__次の作業__:
1/ ページ本文の「現身日和【うつせみびより】」から始まり「7時間も歩いちゃいけないぞ。」で終わる部分を、「7時間」を「6時間」に置き換えて書き直してください。
2/ ページ本文に記された撮影機材(カメラ本体とレンズ)をすべて書き出すこと。

__ページ本文__:
====

現身日和【うつせみびより】
この世界にはたくさんの美しいものや面白いものがあることを知るための毎日であれば、それは楽しくて幸せなこと。
綱渡りのスケジュールを渡りきった赤目シリーズ <プロローグ>
2008年07月31日 (木) | 編集 |
赤目プロローグ-1

Canon EOS 20D+Canon EF-S 17-85mm f4-5.6 IS / EF 50mm f1.8II



 近鉄の株主でも何でもない私だけど、近鉄株主優待乗車券が安く手に入ったので、赤目方面へ近鉄沿線の旅へ行ってきた。そして私は自分の歩き力の限界を知った。アップダウンの道5時間と平坦な道2時間の合計7時間、暑さも加わって、ウォーキングハイを通り越してウォーキングローの中で気が遠くなりそうだった。よい子のみんなは真夏の昼間に7時間も歩いちゃいけないぞ。

====

__抽出した記録__:

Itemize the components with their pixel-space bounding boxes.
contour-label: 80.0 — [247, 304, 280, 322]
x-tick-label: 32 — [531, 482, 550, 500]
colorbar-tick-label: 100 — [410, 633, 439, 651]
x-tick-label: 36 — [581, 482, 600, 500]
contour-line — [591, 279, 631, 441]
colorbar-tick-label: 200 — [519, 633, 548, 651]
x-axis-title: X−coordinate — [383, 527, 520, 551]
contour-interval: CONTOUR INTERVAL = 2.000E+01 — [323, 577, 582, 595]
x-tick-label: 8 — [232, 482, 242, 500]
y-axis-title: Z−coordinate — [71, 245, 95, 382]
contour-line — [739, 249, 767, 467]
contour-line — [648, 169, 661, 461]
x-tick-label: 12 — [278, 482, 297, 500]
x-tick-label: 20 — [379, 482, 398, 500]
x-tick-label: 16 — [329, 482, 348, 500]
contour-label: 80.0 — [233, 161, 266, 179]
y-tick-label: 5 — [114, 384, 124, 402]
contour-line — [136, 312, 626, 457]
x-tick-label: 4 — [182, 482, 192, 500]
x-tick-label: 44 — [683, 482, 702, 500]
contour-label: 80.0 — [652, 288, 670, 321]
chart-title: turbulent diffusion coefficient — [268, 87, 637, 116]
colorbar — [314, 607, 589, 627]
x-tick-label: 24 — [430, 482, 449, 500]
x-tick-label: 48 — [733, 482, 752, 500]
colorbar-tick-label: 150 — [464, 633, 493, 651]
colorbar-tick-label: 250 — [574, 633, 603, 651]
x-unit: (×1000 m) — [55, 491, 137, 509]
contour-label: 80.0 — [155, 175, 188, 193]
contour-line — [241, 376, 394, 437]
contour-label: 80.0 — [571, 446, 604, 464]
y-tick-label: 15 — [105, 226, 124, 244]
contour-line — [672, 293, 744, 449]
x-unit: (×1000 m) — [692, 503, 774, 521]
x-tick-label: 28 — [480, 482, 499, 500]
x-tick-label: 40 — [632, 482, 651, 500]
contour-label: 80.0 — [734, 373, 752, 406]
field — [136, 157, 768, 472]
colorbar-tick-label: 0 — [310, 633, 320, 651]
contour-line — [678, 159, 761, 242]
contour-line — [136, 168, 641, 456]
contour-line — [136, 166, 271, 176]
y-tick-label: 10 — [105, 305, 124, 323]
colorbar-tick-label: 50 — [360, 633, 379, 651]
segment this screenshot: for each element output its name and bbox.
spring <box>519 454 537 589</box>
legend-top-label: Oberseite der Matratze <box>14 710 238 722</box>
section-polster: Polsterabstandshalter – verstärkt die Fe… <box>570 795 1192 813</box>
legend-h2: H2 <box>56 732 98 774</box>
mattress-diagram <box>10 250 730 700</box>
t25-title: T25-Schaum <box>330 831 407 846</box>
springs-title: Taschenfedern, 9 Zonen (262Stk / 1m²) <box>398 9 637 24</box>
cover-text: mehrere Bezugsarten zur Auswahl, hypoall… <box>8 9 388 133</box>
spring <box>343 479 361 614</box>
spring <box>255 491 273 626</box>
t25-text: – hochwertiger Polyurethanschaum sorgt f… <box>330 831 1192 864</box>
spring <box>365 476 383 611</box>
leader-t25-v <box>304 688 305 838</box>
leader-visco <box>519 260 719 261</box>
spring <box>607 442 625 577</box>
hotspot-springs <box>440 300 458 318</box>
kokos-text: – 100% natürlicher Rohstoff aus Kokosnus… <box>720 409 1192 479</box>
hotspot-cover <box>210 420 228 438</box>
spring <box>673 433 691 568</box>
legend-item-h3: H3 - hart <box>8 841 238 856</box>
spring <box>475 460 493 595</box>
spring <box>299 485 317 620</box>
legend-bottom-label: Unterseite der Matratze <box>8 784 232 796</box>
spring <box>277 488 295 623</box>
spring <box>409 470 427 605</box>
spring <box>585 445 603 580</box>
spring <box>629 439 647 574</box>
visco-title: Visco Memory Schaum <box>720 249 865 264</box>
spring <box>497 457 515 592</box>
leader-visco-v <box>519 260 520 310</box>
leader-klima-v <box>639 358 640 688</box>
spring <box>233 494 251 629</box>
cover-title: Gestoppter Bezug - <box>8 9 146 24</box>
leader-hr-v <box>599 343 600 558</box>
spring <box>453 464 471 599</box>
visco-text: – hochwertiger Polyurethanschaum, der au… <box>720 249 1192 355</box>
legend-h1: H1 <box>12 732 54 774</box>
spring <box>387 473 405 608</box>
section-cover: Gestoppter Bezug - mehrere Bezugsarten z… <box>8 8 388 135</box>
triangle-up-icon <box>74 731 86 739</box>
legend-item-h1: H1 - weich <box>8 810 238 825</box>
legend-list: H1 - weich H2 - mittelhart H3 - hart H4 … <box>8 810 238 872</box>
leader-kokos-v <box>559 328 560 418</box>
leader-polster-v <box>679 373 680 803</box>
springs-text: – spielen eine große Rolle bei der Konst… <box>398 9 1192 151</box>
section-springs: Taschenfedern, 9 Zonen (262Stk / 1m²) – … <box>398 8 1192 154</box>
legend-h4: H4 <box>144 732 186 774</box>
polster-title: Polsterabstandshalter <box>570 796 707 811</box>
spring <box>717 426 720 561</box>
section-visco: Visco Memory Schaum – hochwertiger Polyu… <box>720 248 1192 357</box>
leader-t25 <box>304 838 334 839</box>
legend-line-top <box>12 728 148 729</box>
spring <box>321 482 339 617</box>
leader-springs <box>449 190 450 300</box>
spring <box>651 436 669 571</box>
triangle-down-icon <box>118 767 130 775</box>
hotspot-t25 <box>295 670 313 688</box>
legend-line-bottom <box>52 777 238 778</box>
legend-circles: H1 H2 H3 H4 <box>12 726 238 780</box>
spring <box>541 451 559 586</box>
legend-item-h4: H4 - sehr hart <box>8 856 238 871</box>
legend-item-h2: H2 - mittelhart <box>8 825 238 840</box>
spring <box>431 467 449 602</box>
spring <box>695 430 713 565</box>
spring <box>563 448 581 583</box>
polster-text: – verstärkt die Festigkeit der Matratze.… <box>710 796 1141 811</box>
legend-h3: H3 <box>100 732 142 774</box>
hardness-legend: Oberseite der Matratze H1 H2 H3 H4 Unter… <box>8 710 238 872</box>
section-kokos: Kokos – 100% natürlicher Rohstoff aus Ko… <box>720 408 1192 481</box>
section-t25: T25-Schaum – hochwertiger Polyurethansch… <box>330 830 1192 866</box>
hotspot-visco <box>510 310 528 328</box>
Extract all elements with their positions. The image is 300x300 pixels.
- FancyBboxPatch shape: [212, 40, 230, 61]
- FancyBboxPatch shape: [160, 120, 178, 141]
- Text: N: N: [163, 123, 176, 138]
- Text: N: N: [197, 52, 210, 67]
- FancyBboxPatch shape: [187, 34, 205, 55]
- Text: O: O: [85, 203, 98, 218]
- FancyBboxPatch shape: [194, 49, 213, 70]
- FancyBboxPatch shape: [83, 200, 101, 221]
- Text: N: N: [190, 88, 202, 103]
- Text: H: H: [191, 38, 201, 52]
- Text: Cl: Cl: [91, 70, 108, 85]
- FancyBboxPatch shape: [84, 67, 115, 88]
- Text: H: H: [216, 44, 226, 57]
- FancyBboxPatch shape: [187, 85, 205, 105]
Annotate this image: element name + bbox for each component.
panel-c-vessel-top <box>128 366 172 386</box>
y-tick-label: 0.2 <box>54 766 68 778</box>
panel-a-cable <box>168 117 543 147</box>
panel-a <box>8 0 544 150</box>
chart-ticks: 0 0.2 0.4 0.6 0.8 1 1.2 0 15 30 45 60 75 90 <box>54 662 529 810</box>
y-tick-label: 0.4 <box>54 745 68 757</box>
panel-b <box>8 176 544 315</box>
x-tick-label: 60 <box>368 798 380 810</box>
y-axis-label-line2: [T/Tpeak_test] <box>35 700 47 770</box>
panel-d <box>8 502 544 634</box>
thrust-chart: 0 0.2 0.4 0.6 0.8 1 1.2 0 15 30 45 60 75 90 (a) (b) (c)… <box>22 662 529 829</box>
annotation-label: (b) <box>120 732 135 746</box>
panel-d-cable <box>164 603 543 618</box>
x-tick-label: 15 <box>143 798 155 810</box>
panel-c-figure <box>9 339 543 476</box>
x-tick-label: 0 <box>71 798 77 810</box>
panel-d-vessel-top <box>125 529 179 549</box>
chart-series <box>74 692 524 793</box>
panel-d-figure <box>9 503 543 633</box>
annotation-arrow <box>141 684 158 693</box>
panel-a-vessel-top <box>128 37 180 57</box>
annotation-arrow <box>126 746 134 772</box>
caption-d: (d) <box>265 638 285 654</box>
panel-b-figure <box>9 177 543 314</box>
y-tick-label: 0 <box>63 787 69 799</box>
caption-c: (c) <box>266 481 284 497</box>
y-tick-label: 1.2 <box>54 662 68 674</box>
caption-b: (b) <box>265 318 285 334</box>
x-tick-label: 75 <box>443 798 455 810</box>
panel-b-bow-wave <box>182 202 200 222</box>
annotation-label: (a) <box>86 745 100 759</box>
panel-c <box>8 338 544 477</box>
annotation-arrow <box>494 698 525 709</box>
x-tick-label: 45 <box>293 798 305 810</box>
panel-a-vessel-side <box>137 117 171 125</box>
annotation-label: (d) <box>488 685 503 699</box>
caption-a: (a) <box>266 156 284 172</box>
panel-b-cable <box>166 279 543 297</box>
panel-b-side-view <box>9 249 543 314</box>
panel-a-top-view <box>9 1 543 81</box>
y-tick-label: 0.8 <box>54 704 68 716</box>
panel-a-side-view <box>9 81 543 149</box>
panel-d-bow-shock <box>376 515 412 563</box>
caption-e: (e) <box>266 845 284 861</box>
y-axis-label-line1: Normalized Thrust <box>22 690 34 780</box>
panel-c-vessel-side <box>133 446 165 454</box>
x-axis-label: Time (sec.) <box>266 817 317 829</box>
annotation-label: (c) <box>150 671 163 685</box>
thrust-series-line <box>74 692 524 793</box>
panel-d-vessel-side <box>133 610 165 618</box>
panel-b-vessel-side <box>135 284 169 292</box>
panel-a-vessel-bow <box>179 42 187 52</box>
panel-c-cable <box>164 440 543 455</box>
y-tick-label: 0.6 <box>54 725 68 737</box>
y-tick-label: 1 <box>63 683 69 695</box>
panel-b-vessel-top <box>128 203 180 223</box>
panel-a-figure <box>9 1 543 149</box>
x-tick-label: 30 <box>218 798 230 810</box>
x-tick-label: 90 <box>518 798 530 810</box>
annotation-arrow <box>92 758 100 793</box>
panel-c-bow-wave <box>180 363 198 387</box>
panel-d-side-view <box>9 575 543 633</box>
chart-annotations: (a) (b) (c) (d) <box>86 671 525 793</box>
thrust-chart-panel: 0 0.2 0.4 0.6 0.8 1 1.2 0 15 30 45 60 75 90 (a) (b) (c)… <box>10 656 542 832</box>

====

__作業の結果__:
1/
現身日和【うつせみびより】
この世界にはたくさんの美しいものや面白いものがあることを知るための毎日であれば、それは楽しくて幸せなこと。
綱渡りのスケジュールを渡りきった赤目シリーズ <プロローグ>
2008年07月31日 (木) | 編集 |
赤目プロローグ-1

Canon EOS 20D+Canon EF-S 17-85mm f4-5.6 IS / EF 50mm f1.8II



 近鉄の株主でも何でもない私だけど、近鉄株主優待乗車券が安く手に入ったので、赤目方面へ近鉄沿線の旅へ行ってきた。そして私は自分の歩き力の限界を知った。アップダウンの道5時間と平坦な道2時間の合計6時間、暑さも加わって、ウォーキングハイを通り越してウォーキングローの中で気が遠くなりそうだった。よい子のみんなは真夏の昼間に6時間も歩いちゃいけないぞ。

2/
Canon EOS 20D
Canon EF-S 17-85mm f4-5.6 IS
EF 50mm f1.8II